### WHAT TO WORK ON
Read the entries below and pull out each line with the string "this".

Records excerpted from a collection:
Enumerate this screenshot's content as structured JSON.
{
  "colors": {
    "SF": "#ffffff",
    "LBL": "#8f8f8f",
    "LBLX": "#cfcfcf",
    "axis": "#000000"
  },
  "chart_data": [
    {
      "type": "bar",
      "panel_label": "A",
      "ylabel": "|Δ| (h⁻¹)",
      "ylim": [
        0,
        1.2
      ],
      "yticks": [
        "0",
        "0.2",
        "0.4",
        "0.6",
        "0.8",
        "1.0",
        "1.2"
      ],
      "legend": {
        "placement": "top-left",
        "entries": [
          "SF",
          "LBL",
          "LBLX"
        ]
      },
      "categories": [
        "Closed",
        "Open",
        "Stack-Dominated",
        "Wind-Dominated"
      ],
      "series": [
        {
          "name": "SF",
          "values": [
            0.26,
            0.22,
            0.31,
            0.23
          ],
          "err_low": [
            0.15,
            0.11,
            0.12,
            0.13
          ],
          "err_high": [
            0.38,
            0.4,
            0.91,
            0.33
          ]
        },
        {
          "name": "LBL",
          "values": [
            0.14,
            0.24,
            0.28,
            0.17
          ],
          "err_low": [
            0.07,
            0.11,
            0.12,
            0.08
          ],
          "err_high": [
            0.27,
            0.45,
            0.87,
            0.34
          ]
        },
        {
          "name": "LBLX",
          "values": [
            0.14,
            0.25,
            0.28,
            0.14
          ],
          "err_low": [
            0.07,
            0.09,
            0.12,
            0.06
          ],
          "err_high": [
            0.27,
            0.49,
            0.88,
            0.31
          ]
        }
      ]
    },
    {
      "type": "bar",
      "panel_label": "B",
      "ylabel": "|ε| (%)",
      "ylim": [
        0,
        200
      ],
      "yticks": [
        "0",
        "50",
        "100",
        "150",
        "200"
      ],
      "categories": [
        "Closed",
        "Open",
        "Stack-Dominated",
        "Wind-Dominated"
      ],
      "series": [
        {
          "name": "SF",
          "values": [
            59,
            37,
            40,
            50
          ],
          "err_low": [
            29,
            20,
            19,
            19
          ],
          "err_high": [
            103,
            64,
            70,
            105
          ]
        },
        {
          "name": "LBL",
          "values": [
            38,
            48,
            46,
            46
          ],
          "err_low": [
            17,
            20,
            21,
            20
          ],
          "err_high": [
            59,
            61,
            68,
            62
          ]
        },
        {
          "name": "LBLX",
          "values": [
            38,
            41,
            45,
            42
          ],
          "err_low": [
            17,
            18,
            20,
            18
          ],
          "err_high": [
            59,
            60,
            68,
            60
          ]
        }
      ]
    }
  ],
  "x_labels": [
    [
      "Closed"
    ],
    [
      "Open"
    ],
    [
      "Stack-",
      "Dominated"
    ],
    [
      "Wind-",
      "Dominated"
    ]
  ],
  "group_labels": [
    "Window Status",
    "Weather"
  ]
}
...
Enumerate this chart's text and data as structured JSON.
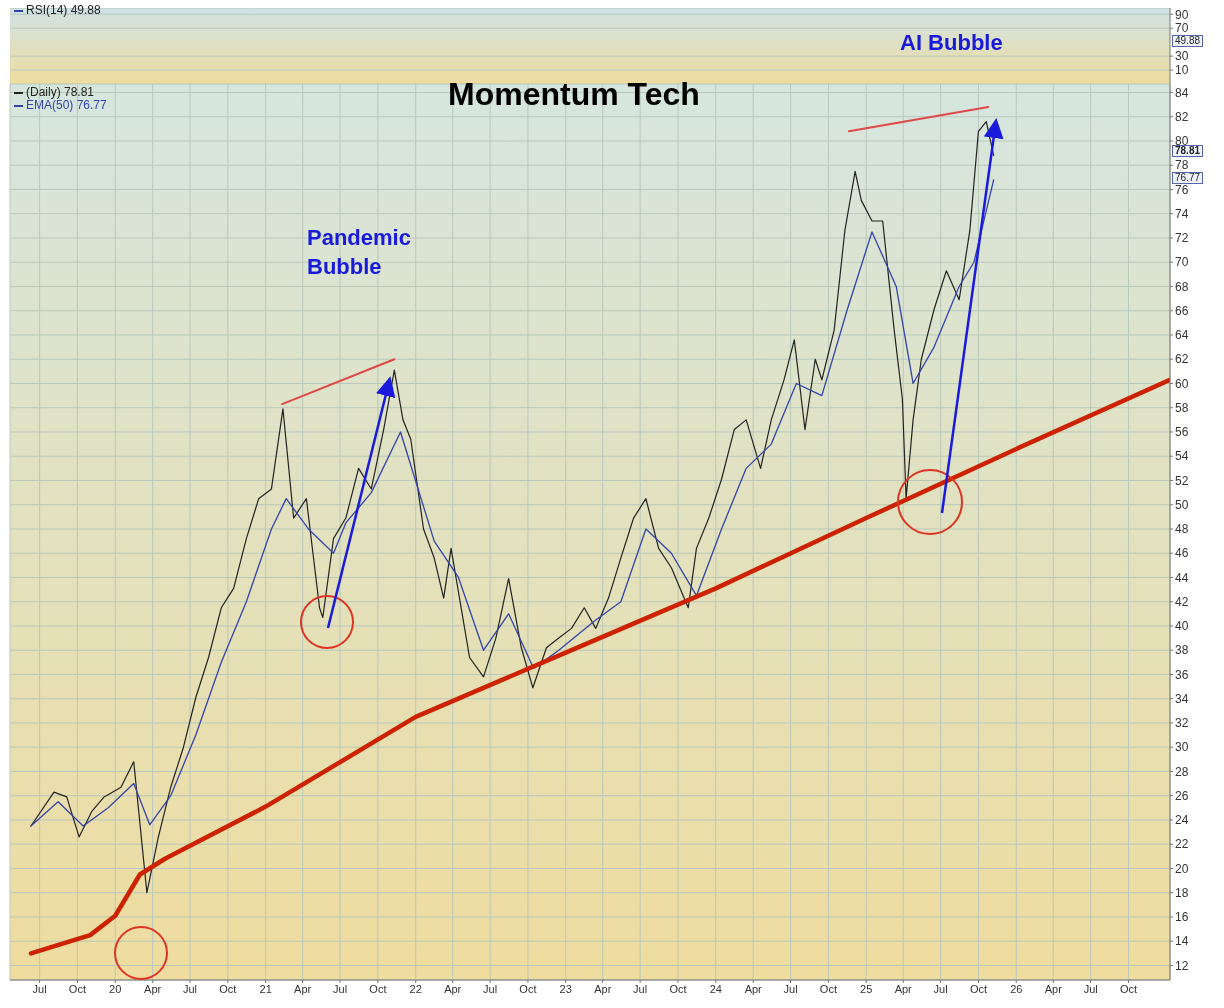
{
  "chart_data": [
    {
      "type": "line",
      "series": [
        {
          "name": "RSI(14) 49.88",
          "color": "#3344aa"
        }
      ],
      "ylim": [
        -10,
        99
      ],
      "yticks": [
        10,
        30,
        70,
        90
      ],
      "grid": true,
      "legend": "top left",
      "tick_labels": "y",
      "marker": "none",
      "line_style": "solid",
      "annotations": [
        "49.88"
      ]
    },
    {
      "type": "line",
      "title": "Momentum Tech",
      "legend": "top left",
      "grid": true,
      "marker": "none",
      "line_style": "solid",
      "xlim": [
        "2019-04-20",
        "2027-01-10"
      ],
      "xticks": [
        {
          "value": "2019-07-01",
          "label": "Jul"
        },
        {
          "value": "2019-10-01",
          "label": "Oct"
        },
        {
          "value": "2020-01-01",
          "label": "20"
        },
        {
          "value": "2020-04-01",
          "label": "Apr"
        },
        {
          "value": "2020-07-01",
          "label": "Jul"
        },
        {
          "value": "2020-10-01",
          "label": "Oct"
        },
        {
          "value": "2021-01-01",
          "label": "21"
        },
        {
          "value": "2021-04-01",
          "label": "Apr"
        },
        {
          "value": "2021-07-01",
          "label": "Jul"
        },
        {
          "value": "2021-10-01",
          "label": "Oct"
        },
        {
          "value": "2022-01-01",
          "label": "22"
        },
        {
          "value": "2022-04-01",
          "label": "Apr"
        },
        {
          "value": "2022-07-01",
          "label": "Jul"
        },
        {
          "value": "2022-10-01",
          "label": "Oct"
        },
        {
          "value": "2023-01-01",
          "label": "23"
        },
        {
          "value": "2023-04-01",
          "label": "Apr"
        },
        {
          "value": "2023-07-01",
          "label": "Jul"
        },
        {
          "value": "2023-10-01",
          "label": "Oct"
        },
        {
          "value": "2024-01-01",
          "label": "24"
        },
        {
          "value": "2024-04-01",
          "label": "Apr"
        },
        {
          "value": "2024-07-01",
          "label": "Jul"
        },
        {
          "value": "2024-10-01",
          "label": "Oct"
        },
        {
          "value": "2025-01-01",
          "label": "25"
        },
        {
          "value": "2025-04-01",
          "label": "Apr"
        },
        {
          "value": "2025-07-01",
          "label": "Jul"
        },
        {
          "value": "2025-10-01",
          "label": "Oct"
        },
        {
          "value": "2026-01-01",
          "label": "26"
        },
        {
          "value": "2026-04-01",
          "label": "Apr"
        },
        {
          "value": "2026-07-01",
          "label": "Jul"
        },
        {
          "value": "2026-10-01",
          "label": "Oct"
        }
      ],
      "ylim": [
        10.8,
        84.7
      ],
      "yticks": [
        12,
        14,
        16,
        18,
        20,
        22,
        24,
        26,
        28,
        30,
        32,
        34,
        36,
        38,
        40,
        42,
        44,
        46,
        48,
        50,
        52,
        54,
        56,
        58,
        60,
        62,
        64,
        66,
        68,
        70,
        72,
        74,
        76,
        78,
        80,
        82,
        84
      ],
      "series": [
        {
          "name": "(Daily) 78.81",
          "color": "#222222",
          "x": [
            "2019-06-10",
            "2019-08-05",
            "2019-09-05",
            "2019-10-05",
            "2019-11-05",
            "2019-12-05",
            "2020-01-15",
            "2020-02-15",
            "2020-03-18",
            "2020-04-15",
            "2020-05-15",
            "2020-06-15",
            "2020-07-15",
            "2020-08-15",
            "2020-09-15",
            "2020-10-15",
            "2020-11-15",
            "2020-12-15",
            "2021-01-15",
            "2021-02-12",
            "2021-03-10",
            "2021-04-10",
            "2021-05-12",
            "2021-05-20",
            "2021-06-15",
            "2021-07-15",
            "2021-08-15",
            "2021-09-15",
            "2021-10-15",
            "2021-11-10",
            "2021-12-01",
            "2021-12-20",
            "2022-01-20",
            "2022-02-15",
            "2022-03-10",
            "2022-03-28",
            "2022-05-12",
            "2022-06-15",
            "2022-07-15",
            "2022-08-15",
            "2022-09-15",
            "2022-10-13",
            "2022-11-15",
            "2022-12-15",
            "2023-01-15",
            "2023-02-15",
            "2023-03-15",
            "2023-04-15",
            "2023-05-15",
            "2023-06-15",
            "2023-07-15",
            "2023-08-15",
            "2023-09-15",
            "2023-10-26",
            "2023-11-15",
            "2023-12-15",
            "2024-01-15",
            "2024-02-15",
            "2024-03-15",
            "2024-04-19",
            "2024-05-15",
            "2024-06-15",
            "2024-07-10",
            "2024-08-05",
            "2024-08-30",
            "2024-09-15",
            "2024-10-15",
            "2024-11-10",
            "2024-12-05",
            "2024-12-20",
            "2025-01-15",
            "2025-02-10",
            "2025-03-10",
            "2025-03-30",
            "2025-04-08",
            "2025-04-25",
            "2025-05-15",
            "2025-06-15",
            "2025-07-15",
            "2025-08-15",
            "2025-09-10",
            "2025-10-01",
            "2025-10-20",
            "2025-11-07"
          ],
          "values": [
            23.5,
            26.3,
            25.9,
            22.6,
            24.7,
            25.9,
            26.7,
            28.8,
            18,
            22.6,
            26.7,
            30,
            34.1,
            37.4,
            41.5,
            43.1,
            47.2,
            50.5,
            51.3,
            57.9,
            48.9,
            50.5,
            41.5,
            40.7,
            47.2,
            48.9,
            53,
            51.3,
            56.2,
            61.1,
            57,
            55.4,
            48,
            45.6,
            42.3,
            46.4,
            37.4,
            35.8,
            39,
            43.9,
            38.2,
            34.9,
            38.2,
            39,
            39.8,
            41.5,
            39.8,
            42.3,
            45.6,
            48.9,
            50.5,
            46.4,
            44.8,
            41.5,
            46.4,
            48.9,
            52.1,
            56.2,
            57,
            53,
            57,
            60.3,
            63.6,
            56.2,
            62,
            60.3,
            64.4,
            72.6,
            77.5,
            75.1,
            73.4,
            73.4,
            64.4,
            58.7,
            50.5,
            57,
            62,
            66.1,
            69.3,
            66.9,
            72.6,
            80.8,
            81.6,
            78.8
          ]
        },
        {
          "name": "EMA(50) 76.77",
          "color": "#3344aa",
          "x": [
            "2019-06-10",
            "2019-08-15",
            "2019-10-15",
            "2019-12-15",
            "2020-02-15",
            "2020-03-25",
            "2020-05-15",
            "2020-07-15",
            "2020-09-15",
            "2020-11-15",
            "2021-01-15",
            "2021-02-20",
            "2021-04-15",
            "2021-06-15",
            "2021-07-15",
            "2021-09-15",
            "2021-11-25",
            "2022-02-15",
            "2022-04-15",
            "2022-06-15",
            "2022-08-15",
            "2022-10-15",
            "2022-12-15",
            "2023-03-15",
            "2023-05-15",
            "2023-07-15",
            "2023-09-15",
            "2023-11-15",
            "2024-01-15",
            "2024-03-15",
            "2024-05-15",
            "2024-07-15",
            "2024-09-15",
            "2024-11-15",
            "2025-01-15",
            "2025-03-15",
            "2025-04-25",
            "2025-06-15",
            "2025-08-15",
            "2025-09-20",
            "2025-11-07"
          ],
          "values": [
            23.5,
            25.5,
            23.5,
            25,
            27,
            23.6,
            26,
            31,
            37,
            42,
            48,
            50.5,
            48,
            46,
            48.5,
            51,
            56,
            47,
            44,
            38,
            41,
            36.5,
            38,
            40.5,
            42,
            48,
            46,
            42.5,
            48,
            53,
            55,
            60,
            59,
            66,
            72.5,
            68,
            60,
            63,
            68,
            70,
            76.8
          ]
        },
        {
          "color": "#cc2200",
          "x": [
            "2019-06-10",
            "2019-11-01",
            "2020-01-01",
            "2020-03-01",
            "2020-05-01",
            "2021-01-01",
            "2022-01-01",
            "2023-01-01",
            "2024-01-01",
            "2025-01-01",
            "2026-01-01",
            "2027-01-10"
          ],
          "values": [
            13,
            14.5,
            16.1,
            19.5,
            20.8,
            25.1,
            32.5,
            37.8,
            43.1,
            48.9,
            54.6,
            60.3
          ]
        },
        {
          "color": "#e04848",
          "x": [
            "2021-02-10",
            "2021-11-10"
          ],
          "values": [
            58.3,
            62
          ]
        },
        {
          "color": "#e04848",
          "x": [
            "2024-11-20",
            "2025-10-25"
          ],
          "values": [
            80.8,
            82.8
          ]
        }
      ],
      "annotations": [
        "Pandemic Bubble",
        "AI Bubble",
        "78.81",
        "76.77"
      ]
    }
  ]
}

### RIGHT ANSWER
Enumerate this screenshot's content as structured JSON.
Enumerate this chart's text and data as structured JSON.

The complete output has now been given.